## Exercise description:
Copy out each line of the data holding "Naive".

(Stored items from a collection)
::::::::

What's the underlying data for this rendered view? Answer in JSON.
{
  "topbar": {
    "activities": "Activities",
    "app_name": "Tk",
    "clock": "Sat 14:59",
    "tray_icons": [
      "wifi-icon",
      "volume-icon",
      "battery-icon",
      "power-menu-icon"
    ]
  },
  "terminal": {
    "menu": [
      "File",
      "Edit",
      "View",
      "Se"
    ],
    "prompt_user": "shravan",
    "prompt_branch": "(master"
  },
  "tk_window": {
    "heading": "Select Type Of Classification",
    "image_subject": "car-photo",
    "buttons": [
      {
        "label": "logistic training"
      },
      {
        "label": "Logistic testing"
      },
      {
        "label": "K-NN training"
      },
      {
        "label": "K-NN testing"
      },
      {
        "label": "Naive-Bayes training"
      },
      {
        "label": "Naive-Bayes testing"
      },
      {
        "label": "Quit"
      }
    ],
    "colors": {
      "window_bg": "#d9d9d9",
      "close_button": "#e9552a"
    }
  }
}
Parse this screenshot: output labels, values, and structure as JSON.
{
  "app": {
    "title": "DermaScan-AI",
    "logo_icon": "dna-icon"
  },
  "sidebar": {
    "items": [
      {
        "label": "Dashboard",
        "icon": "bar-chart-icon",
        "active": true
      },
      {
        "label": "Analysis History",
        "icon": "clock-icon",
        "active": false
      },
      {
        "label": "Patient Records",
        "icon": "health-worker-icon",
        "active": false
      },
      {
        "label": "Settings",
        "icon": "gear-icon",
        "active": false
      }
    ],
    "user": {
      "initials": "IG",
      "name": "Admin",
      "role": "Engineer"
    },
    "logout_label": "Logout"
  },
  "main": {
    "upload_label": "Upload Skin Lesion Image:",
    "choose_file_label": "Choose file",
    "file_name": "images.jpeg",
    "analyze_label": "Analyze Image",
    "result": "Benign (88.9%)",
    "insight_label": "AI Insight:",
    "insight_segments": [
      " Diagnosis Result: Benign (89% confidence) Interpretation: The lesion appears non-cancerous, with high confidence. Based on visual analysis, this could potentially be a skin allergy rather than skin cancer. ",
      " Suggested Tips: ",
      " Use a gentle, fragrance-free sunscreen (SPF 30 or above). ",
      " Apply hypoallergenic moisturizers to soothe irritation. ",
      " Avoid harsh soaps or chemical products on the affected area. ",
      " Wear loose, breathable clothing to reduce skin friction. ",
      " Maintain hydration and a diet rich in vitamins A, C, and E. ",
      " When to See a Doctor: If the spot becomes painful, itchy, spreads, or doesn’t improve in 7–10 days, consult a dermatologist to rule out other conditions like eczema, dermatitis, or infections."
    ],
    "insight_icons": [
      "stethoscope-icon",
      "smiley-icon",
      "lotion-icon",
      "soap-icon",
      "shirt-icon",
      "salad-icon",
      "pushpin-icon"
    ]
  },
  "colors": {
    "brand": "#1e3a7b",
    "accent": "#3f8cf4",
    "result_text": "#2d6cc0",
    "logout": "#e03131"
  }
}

::::::::

## Output of the exercise:
        "label": "Naive-Bayes training"
        "label": "Naive-Bayes testing"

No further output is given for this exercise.